Exercise objective
Find the lines containing the word "biceps" and copy every one of them.

((

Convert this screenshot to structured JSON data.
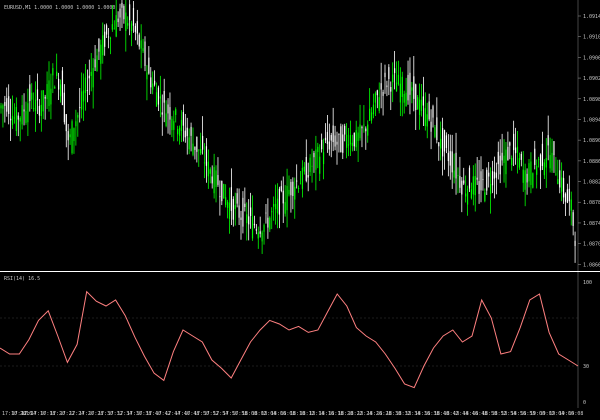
{
  "window": {
    "symbol_info": "EURUSD,M1 1.0000 1.0000 1.0000 1.0000",
    "indicator_info": "RSI(14) 16.5"
  },
  "colors": {
    "background": "#000000",
    "bull": "#00ff00",
    "bear": "#ffffff",
    "indicator_line": "#ff8080",
    "separator": "#ffffff",
    "level_line": "#3a3a3a"
  },
  "chart_data": [
    {
      "type": "candlestick",
      "ylim": [
        1.0866,
        1.0914
      ],
      "y_ticks": [
        "1.0914",
        "1.0910",
        "1.0906",
        "1.0902",
        "1.0898",
        "1.0894",
        "1.0890",
        "1.0886",
        "1.0882",
        "1.0878",
        "1.0874",
        "1.0870",
        "1.0866"
      ],
      "x_ticks": [
        "17:10 2016",
        "17:12",
        "17:14",
        "17:16",
        "17:18",
        "17:20",
        "17:22",
        "17:24",
        "17:26",
        "17:28",
        "17:30",
        "17:32",
        "17:34",
        "17:36",
        "17:38",
        "17:40",
        "17:42",
        "17:44",
        "17:46",
        "17:48",
        "17:50",
        "17:52",
        "17:54",
        "17:56",
        "17:58",
        "18:00",
        "18:02",
        "18:04",
        "18:06",
        "18:08",
        "18:10",
        "18:12",
        "18:14",
        "18:16",
        "18:18",
        "18:20",
        "18:22",
        "18:24",
        "18:26",
        "18:28",
        "18:30",
        "18:32",
        "18:34",
        "18:36",
        "18:38",
        "18:40",
        "18:42",
        "18:44",
        "18:46",
        "18:48",
        "18:50",
        "18:52",
        "18:54",
        "18:56",
        "18:58",
        "19:00",
        "19:02",
        "19:04",
        "19:06",
        "19:08"
      ],
      "close_path": [
        [
          0,
          1.0896
        ],
        [
          4,
          1.0897
        ],
        [
          8,
          1.0894
        ],
        [
          12,
          1.0895
        ],
        [
          16,
          1.0898
        ],
        [
          20,
          1.0896
        ],
        [
          24,
          1.0898
        ],
        [
          28,
          1.0902
        ],
        [
          32,
          1.0901
        ],
        [
          34,
          1.0895
        ],
        [
          36,
          1.0889
        ],
        [
          38,
          1.0892
        ],
        [
          42,
          1.0896
        ],
        [
          46,
          1.0901
        ],
        [
          50,
          1.0905
        ],
        [
          54,
          1.0908
        ],
        [
          58,
          1.0911
        ],
        [
          62,
          1.0913
        ],
        [
          66,
          1.0913
        ],
        [
          70,
          1.0911
        ],
        [
          74,
          1.0907
        ],
        [
          78,
          1.0902
        ],
        [
          82,
          1.0899
        ],
        [
          86,
          1.0896
        ],
        [
          90,
          1.0895
        ],
        [
          94,
          1.0893
        ],
        [
          98,
          1.0891
        ],
        [
          102,
          1.0889
        ],
        [
          106,
          1.0887
        ],
        [
          110,
          1.0884
        ],
        [
          114,
          1.0882
        ],
        [
          118,
          1.0879
        ],
        [
          122,
          1.0877
        ],
        [
          126,
          1.0876
        ],
        [
          130,
          1.0875
        ],
        [
          134,
          1.0874
        ],
        [
          138,
          1.0874
        ],
        [
          142,
          1.0876
        ],
        [
          146,
          1.0878
        ],
        [
          150,
          1.088
        ],
        [
          154,
          1.0882
        ],
        [
          158,
          1.0883
        ],
        [
          162,
          1.0885
        ],
        [
          166,
          1.0887
        ],
        [
          170,
          1.0889
        ],
        [
          174,
          1.089
        ],
        [
          178,
          1.0889
        ],
        [
          182,
          1.0891
        ],
        [
          186,
          1.089
        ],
        [
          190,
          1.0892
        ],
        [
          194,
          1.0895
        ],
        [
          198,
          1.0899
        ],
        [
          202,
          1.0901
        ],
        [
          206,
          1.0901
        ],
        [
          210,
          1.09
        ],
        [
          214,
          1.0899
        ],
        [
          218,
          1.0897
        ],
        [
          222,
          1.0895
        ],
        [
          226,
          1.0893
        ],
        [
          230,
          1.0889
        ],
        [
          234,
          1.0887
        ],
        [
          238,
          1.0884
        ],
        [
          242,
          1.0881
        ],
        [
          246,
          1.0882
        ],
        [
          250,
          1.0881
        ],
        [
          254,
          1.0882
        ],
        [
          258,
          1.0884
        ],
        [
          262,
          1.0886
        ],
        [
          266,
          1.0888
        ],
        [
          270,
          1.0887
        ],
        [
          274,
          1.0883
        ],
        [
          278,
          1.0885
        ],
        [
          282,
          1.0886
        ],
        [
          286,
          1.0888
        ],
        [
          290,
          1.0885
        ],
        [
          294,
          1.088
        ],
        [
          298,
          1.0877
        ],
        [
          300,
          1.0872
        ]
      ]
    },
    {
      "type": "line",
      "ylim": [
        0,
        100
      ],
      "levels": [
        30,
        70
      ],
      "y_ticks": [
        "100",
        "30",
        "0"
      ],
      "x": [
        0,
        5,
        10,
        15,
        20,
        25,
        30,
        35,
        40,
        45,
        50,
        55,
        60,
        65,
        70,
        75,
        80,
        85,
        90,
        95,
        100,
        105,
        110,
        115,
        120,
        125,
        130,
        135,
        140,
        145,
        150,
        155,
        160,
        165,
        170,
        175,
        180,
        185,
        190,
        195,
        200,
        205,
        210,
        215,
        220,
        225,
        230,
        235,
        240,
        245,
        250,
        255,
        260,
        265,
        270,
        275,
        280,
        285,
        290,
        295,
        300
      ],
      "values": [
        45,
        40,
        40,
        52,
        68,
        76,
        55,
        33,
        48,
        92,
        84,
        80,
        85,
        72,
        54,
        38,
        24,
        18,
        42,
        60,
        55,
        50,
        35,
        28,
        20,
        35,
        50,
        60,
        68,
        65,
        60,
        63,
        58,
        60,
        75,
        90,
        80,
        62,
        55,
        50,
        40,
        28,
        15,
        12,
        30,
        45,
        55,
        60,
        50,
        55,
        85,
        70,
        40,
        42,
        62,
        85,
        90,
        58,
        40,
        35,
        30
      ]
    }
  ]
}
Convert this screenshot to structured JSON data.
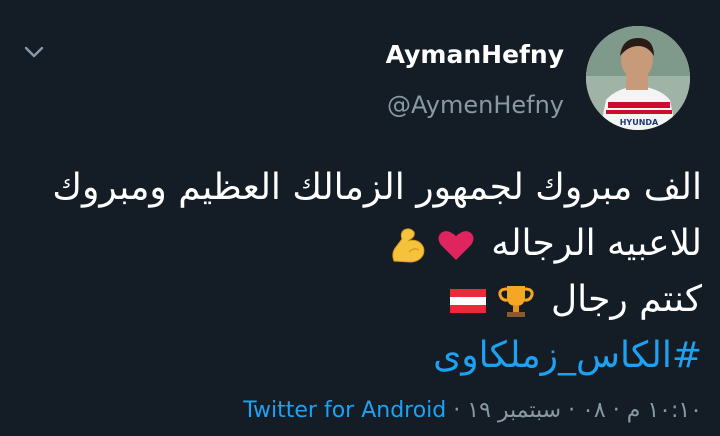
{
  "tweet": {
    "display_name": "AymanHefny",
    "handle": "@AymenHefny",
    "text_line_1": "الف مبروك لجمهور الزمالك العظيم ومبروك",
    "text_line_2": "للاعبيه الرجاله",
    "text_line_3": "كنتم رجال",
    "hashtag": "#الكاس_زملكاوى",
    "timestamp": "١٠:١٠ م · ٠٨ · سبتمبر ١٩",
    "separator": " · ",
    "source": "Twitter for Android",
    "avatar_jersey_text": "HYUNDA"
  },
  "icons": {
    "menu": "chevron-down-icon",
    "emoji_1": "red-heart-icon",
    "emoji_2": "flexed-biceps-icon",
    "emoji_3": "trophy-icon",
    "emoji_4": "austria-flag-icon"
  },
  "colors": {
    "background": "#141d26",
    "text": "#ffffff",
    "muted": "#8899a6",
    "link": "#1da1f2",
    "heart": "#e0245e",
    "biceps": "#f5c33b",
    "trophy": "#f5a623",
    "flag_red": "#ed2939"
  }
}
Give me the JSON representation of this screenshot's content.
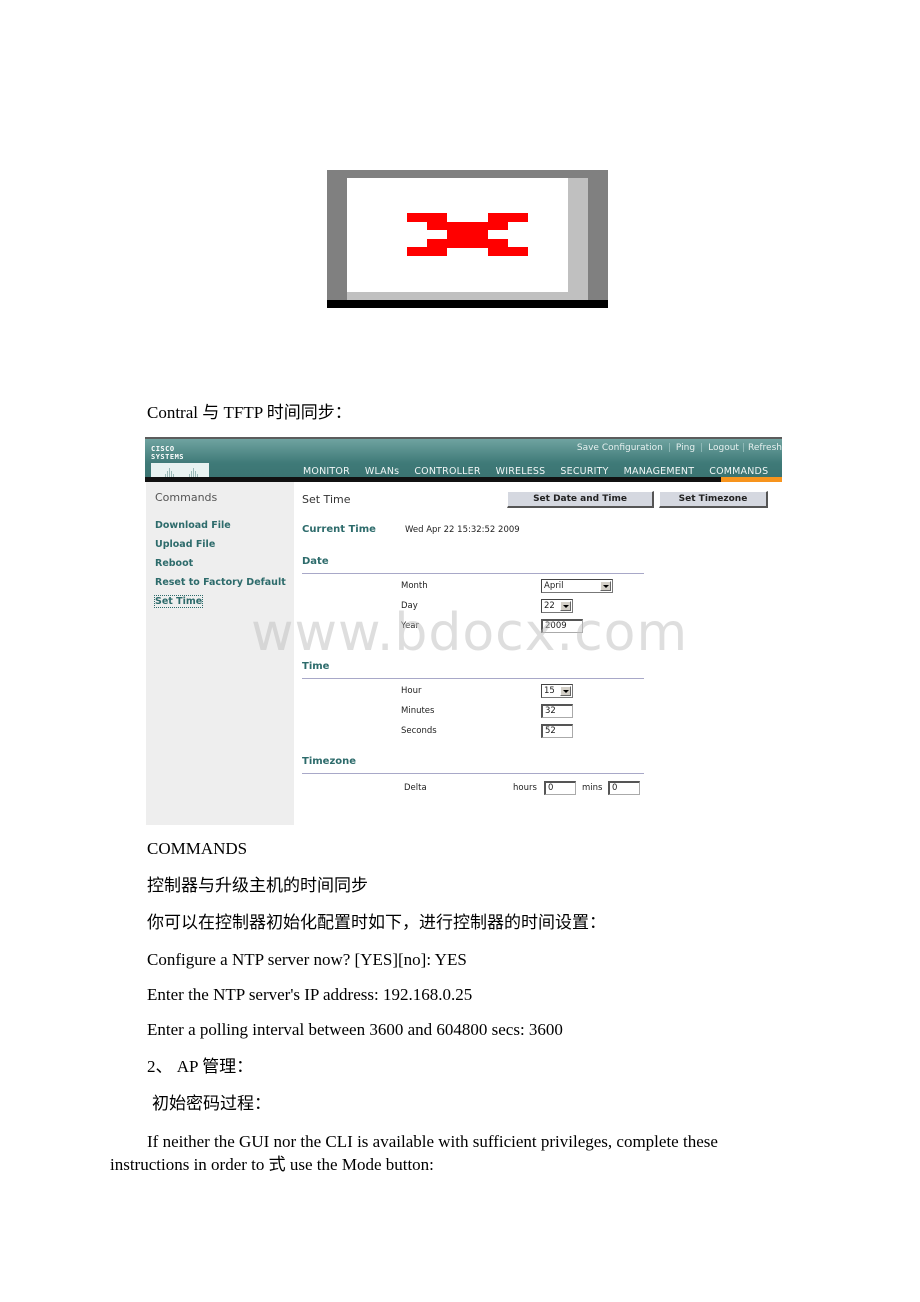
{
  "document": {
    "broken_image": {
      "icon": "broken-image-icon"
    },
    "heading_sync": "Contral 与 TFTP 时间同步：",
    "caption_commands": "COMMANDS",
    "para_sync_host": "控制器与升级主机的时间同步",
    "para_init_config": "你可以在控制器初始化配置时如下，进行控制器的时间设置：",
    "cli_line_1": "Configure a NTP server now? [YES][no]: YES",
    "cli_line_2": "Enter the NTP server's IP address: 192.168.0.25",
    "cli_line_3": "Enter a polling interval between 3600 and 604800 secs: 3600",
    "section_ap": "2、 AP 管理：",
    "sub_initial_password": "初始密码过程：",
    "para_mode_button_line1": "If neither the GUI nor the CLI is available with sufficient privileges, complete these",
    "para_mode_button_line2": "instructions in order to 式 use the Mode button:",
    "watermark": "www.bdocx.com"
  },
  "cisco_ui": {
    "logo_text": "CISCO SYSTEMS",
    "top_links": [
      "Save Configuration",
      "Ping",
      "Logout",
      "Refresh"
    ],
    "nav": [
      "MONITOR",
      "WLANs",
      "CONTROLLER",
      "WIRELESS",
      "SECURITY",
      "MANAGEMENT",
      "COMMANDS"
    ],
    "nav_active": "COMMANDS",
    "accent_color": "#f7941d",
    "sidebar": {
      "title": "Commands",
      "items": [
        "Download File",
        "Upload File",
        "Reboot",
        "Reset to Factory Default",
        "Set Time"
      ],
      "active": "Set Time"
    },
    "page_title": "Set Time",
    "buttons": {
      "set_date_time": "Set Date and Time",
      "set_timezone": "Set Timezone"
    },
    "current_time_label": "Current Time",
    "current_time_value": "Wed Apr 22 15:32:52 2009",
    "date": {
      "heading": "Date",
      "month_label": "Month",
      "month_value": "April",
      "day_label": "Day",
      "day_value": "22",
      "year_label": "Year",
      "year_value": "2009"
    },
    "time": {
      "heading": "Time",
      "hour_label": "Hour",
      "hour_value": "15",
      "minutes_label": "Minutes",
      "minutes_value": "32",
      "seconds_label": "Seconds",
      "seconds_value": "52"
    },
    "timezone": {
      "heading": "Timezone",
      "delta_label": "Delta",
      "hours_label": "hours",
      "hours_value": "0",
      "mins_label": "mins",
      "mins_value": "0"
    }
  }
}
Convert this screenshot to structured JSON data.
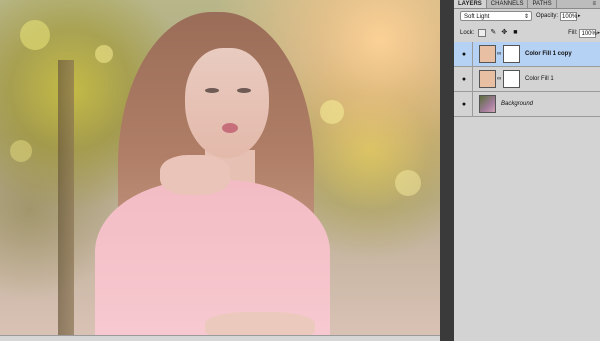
{
  "panel": {
    "tabs": [
      "LAYERS",
      "CHANNELS",
      "PATHS"
    ],
    "more_icon": "panel-menu-icon",
    "blend_mode": "Soft Light",
    "opacity_label": "Opacity:",
    "opacity_value": "100%",
    "lock_label": "Lock:",
    "fill_label": "Fill:",
    "fill_value": "100%",
    "layers": [
      {
        "name": "Color Fill 1 copy",
        "selected": true,
        "visible": true
      },
      {
        "name": "Color Fill 1",
        "selected": false,
        "visible": true
      },
      {
        "name": "Background",
        "selected": false,
        "visible": true
      }
    ]
  },
  "colors": {
    "fill_swatch": "#e8bfa3",
    "selection": "#b5d1f3",
    "panel_bg": "#d3d3d3"
  }
}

))

Output
    "emoji_2": "flexed-biceps-icon",
    "biceps": "#f5c33b",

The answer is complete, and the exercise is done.